### PAGE ###

The Hawaiian Cottage (or simply The Cottage) was a Polynesian style restaurant in Cherry Hill, New Jersey, United States. It opened in 1938, on Cherry Hill's western side, on Route 38, nearby the Cherry Hill Mall (which later opened in 1961). The Cottage was established by Michael Egidi and Mary Egidi-Pietrafesa. Started as a roadhouse, the restaurant soon emerged into what was considered a South Jersey landmark.  The restaurant's exterior was known for its vivid yellow, pineapple-shaped dome, burning Polynesian torches at the entrance, and a Hawaiian atmosphere that included a luau show. After Mr. Egidi's death in a car accident in the early 1940s, Mrs. Egidi continued to operate the business. Her second husband, John Muresan, helped with the restaurant's growth. On July 1, 1978, the restaurant was destroyed by a fire.

### DATA ###

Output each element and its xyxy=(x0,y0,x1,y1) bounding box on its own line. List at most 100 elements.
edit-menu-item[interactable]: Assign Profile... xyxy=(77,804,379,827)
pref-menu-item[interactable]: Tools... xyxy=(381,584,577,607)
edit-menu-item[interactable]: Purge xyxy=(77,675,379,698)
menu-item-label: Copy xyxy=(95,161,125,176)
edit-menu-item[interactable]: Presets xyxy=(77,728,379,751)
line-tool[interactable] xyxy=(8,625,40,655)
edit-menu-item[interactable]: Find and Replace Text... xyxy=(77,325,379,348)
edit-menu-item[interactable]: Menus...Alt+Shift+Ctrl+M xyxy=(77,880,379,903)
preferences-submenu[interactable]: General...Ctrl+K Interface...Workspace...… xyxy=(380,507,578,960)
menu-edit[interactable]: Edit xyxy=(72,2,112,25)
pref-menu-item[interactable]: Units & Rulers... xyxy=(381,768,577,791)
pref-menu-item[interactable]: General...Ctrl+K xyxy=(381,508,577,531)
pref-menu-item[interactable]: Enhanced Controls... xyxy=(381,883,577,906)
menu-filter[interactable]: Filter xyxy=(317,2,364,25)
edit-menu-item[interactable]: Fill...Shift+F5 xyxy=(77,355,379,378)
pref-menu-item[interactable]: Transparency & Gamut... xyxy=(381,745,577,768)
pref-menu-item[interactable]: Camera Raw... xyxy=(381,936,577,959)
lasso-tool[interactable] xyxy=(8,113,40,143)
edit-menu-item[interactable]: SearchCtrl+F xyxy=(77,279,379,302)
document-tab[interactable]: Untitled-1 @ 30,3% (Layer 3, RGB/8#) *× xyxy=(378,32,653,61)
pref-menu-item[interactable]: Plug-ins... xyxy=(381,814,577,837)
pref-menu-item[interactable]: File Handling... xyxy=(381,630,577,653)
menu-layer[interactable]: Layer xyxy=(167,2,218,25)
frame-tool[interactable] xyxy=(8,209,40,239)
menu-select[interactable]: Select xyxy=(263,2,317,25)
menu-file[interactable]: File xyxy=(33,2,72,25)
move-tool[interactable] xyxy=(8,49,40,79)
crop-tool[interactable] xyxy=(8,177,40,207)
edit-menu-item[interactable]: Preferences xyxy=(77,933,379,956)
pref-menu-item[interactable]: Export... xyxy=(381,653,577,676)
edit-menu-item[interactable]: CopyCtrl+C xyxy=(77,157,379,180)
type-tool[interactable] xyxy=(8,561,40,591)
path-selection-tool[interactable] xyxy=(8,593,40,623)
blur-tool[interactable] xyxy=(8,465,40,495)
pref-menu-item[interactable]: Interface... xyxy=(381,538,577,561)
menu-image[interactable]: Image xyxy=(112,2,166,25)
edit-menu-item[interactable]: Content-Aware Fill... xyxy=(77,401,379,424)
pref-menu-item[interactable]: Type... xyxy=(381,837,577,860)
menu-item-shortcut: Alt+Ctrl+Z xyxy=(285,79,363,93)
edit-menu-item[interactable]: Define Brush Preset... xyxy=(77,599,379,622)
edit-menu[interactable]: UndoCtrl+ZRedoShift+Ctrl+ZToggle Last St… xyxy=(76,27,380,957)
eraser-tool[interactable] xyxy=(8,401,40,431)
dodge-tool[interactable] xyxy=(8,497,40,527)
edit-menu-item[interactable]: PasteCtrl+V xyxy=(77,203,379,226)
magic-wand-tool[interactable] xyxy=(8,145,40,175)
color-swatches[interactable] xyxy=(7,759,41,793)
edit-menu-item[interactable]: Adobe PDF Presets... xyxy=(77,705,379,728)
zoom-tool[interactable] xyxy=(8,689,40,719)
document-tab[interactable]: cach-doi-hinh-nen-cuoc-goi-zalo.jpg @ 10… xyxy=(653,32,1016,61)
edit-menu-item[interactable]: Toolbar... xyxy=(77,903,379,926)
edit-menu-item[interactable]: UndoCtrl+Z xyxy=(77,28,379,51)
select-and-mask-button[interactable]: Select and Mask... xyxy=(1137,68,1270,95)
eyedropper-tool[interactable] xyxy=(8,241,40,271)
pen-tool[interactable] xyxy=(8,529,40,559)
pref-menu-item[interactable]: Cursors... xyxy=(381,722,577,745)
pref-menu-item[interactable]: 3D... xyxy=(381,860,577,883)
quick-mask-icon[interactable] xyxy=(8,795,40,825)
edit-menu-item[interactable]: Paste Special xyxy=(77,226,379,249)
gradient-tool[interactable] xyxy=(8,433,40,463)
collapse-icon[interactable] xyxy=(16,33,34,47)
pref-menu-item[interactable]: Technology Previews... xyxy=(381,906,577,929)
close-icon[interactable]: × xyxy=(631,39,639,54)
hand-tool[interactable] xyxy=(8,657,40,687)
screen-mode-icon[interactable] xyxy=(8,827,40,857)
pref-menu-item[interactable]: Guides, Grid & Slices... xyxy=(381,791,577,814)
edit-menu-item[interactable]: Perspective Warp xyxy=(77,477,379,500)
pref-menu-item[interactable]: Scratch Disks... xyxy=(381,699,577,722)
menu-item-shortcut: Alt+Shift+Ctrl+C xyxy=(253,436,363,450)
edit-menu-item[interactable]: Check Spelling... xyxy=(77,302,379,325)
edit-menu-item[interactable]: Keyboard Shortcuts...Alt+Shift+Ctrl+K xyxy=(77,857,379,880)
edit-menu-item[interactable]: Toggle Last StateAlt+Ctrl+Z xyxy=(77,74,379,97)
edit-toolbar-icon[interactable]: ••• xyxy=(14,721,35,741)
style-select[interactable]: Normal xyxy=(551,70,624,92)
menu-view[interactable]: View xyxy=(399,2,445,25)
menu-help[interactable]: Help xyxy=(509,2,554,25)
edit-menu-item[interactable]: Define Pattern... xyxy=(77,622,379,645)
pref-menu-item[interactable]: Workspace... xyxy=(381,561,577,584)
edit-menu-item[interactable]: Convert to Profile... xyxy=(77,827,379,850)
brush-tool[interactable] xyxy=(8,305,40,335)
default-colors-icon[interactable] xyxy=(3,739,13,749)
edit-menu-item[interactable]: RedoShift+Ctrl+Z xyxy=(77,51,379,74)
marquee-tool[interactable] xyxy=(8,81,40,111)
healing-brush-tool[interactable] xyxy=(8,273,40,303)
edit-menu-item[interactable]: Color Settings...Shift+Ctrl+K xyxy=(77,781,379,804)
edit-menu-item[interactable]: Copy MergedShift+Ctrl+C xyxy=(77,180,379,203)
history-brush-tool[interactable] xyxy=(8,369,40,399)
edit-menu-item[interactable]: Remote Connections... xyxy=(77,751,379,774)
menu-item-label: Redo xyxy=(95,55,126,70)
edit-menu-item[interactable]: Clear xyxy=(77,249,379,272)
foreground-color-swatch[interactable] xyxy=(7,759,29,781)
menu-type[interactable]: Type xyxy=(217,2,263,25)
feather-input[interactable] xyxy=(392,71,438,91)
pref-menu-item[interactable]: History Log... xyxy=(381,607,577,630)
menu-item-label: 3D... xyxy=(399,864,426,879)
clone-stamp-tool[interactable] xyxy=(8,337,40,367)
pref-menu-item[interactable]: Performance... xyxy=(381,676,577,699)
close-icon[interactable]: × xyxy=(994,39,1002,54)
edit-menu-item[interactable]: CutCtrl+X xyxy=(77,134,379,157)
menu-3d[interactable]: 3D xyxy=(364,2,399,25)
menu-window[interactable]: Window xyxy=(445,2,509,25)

###

# GIVEN TASK 1
Translate this sentence from the Hawaiian Cottage text into Spanish: "On July 1, 1978, the restaurant was destroyed by a fire."
# GIVEN TASK 2
Reproduce the portion of the Hawaiian Cottage text that begins at the words "The Hawaiian Cottage" and stops after "destroyed by a fire.".
# GIVEN TASK 3
According to the Hawaiian Cottage text, what color and shape was the dome on the restaurant's exterior?

# WRITTEN ANSWER 1
El 1 de julio de 1978, el restaurante fue destruido por un incendio.

# WRITTEN ANSWER 2
The Hawaiian Cottage (or simply The Cottage) was a Polynesian style restaurant in Cherry Hill, New Jersey, United States. It opened in 1938, on Cherry Hill's western side, on Route 38, nearby the Cherry Hill Mall (which later opened in 1961). The Cottage was established by Michael Egidi and Mary Egidi-Pietrafesa. Started as a roadhouse, the restaurant soon emerged into what was considered a South Jersey landmark.  The restaurant's exterior was known for its vivid yellow, pineapple-shaped dome, burning Polynesian torches at the entrance, and a Hawaiian atmosphere that included a luau show. After Mr. Egidi's death in a car accident in the early 1940s, Mrs. Egidi continued to operate the business. Her second husband, John Muresan, helped with the restaurant's growth. On July 1, 1978, the restaurant was destroyed by a fire.

# WRITTEN ANSWER 3
It was a vivid yellow, pineapple-shaped dome.